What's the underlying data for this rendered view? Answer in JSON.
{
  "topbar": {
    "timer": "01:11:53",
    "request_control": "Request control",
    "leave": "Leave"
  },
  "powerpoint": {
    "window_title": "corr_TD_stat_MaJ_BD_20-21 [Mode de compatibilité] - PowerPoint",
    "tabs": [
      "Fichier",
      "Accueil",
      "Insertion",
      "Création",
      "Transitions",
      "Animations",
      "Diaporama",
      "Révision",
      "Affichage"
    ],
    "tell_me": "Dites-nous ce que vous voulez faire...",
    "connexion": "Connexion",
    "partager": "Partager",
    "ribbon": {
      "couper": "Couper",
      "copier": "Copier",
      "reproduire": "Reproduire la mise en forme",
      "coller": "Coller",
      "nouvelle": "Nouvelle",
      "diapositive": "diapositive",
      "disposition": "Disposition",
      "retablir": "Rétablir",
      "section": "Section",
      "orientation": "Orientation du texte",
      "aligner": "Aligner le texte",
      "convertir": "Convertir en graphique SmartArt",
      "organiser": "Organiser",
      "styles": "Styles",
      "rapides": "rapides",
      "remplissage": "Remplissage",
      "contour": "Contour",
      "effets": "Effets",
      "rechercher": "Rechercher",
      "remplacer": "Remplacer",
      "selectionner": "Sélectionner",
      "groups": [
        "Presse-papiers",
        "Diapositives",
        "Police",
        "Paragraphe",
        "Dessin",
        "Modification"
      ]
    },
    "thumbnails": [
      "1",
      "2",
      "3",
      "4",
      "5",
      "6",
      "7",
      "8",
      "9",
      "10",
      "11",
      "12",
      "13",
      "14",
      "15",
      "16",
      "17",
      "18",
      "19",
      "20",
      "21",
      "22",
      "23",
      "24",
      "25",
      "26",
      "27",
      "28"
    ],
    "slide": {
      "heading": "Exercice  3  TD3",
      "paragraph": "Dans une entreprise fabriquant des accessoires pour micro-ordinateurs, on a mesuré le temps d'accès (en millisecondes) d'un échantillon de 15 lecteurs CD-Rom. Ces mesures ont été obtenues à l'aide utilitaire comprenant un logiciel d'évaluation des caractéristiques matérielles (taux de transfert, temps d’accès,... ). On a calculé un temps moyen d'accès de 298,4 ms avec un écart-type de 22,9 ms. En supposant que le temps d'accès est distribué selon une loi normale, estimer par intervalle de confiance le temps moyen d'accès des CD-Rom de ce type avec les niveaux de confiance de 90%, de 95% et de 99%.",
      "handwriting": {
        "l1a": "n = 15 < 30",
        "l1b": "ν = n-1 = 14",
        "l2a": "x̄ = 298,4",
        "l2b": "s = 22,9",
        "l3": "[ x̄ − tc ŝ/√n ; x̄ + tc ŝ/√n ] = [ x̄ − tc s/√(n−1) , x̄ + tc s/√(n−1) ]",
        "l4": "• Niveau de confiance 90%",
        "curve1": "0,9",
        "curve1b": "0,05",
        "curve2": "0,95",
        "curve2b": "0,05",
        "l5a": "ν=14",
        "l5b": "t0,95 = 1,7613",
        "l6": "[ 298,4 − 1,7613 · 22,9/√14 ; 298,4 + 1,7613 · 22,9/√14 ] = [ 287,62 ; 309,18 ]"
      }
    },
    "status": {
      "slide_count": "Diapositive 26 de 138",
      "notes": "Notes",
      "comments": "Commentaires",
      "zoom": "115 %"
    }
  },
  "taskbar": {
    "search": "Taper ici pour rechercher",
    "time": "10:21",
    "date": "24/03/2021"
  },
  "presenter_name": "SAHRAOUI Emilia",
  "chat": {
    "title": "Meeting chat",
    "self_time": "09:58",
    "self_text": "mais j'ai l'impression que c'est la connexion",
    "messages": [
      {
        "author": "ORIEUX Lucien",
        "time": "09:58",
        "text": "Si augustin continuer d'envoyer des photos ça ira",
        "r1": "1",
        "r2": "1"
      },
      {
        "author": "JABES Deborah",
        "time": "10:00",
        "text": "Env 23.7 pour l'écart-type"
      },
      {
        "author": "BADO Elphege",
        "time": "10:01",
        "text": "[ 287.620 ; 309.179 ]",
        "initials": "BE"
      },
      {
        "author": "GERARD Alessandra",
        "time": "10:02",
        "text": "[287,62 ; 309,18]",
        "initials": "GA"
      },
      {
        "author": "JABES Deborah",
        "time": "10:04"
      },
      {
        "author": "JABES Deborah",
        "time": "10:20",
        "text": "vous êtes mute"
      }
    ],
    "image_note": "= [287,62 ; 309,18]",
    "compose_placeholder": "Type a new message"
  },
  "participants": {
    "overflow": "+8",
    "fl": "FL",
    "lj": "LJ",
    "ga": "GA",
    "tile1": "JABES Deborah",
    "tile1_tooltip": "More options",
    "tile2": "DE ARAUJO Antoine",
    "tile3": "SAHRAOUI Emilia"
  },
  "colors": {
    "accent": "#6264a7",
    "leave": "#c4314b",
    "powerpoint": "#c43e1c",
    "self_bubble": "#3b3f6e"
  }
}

==============================

* [What is needed]: Retype the records in full. Keep every line identical to the original.

* [In response]:
What's the underlying data for this rendered view? Answer in JSON.
{
  "topbar": {
    "timer": "01:11:53",
    "request_control": "Request control",
    "leave": "Leave"
  },
  "powerpoint": {
    "window_title": "corr_TD_stat_MaJ_BD_20-21 [Mode de compatibilité] - PowerPoint",
    "tabs": [
      "Fichier",
      "Accueil",
      "Insertion",
      "Création",
      "Transitions",
      "Animations",
      "Diaporama",
      "Révision",
      "Affichage"
    ],
    "tell_me": "Dites-nous ce que vous voulez faire...",
    "connexion": "Connexion",
    "partager": "Partager",
    "ribbon": {
      "couper": "Couper",
      "copier": "Copier",
      "reproduire": "Reproduire la mise en forme",
      "coller": "Coller",
      "nouvelle": "Nouvelle",
      "diapositive": "diapositive",
      "disposition": "Disposition",
      "retablir": "Rétablir",
      "section": "Section",
      "orientation": "Orientation du texte",
      "aligner": "Aligner le texte",
      "convertir": "Convertir en graphique SmartArt",
      "organiser": "Organiser",
      "styles": "Styles",
      "rapides": "rapides",
      "remplissage": "Remplissage",
      "contour": "Contour",
      "effets": "Effets",
      "rechercher": "Rechercher",
      "remplacer": "Remplacer",
      "selectionner": "Sélectionner",
      "groups": [
        "Presse-papiers",
        "Diapositives",
        "Police",
        "Paragraphe",
        "Dessin",
        "Modification"
      ]
    },
    "thumbnails": [
      "1",
      "2",
      "3",
      "4",
      "5",
      "6",
      "7",
      "8",
      "9",
      "10",
      "11",
      "12",
      "13",
      "14",
      "15",
      "16",
      "17",
      "18",
      "19",
      "20",
      "21",
      "22",
      "23",
      "24",
      "25",
      "26",
      "27",
      "28"
    ],
    "slide": {
      "heading": "Exercice  3  TD3",
      "paragraph": "Dans une entreprise fabriquant des accessoires pour micro-ordinateurs, on a mesuré le temps d'accès (en millisecondes) d'un échantillon de 15 lecteurs CD-Rom. Ces mesures ont été obtenues à l'aide utilitaire comprenant un logiciel d'évaluation des caractéristiques matérielles (taux de transfert, temps d’accès,... ). On a calculé un temps moyen d'accès de 298,4 ms avec un écart-type de 22,9 ms. En supposant que le temps d'accès est distribué selon une loi normale, estimer par intervalle de confiance le temps moyen d'accès des CD-Rom de ce type avec les niveaux de confiance de 90%, de 95% et de 99%.",
      "handwriting": {
        "l1a": "n = 15 < 30",
        "l1b": "ν = n-1 = 14",
        "l2a": "x̄ = 298,4",
        "l2b": "s = 22,9",
        "l3": "[ x̄ − tc ŝ/√n ; x̄ + tc ŝ/√n ] = [ x̄ − tc s/√(n−1) , x̄ + tc s/√(n−1) ]",
        "l4": "• Niveau de confiance 90%",
        "curve1": "0,9",
        "curve1b": "0,05",
        "curve2": "0,95",
        "curve2b": "0,05",
        "l5a": "ν=14",
        "l5b": "t0,95 = 1,7613",
        "l6": "[ 298,4 − 1,7613 · 22,9/√14 ; 298,4 + 1,7613 · 22,9/√14 ] = [ 287,62 ; 309,18 ]"
      }
    },
    "status": {
      "slide_count": "Diapositive 26 de 138",
      "notes": "Notes",
      "comments": "Commentaires",
      "zoom": "115 %"
    }
  },
  "taskbar": {
    "search": "Taper ici pour rechercher",
    "time": "10:21",
    "date": "24/03/2021"
  },
  "presenter_name": "SAHRAOUI Emilia",
  "chat": {
    "title": "Meeting chat",
    "self_time": "09:58",
    "self_text": "mais j'ai l'impression que c'est la connexion",
    "messages": [
      {
        "author": "ORIEUX Lucien",
        "time": "09:58",
        "text": "Si augustin continuer d'envoyer des photos ça ira",
        "r1": "1",
        "r2": "1"
      },
      {
        "author": "JABES Deborah",
        "time": "10:00",
        "text": "Env 23.7 pour l'écart-type"
      },
      {
        "author": "BADO Elphege",
        "time": "10:01",
        "text": "[ 287.620 ; 309.179 ]",
        "initials": "BE"
      },
      {
        "author": "GERARD Alessandra",
        "time": "10:02",
        "text": "[287,62 ; 309,18]",
        "initials": "GA"
      },
      {
        "author": "JABES Deborah",
        "time": "10:04"
      },
      {
        "author": "JABES Deborah",
        "time": "10:20",
        "text": "vous êtes mute"
      }
    ],
    "image_note": "= [287,62 ; 309,18]",
    "compose_placeholder": "Type a new message"
  },
  "participants": {
    "overflow": "+8",
    "fl": "FL",
    "lj": "LJ",
    "ga": "GA",
    "tile1": "JABES Deborah",
    "tile1_tooltip": "More options",
    "tile2": "DE ARAUJO Antoine",
    "tile3": "SAHRAOUI Emilia"
  },
  "colors": {
    "accent": "#6264a7",
    "leave": "#c4314b",
    "powerpoint": "#c43e1c",
    "self_bubble": "#3b3f6e"
  }
}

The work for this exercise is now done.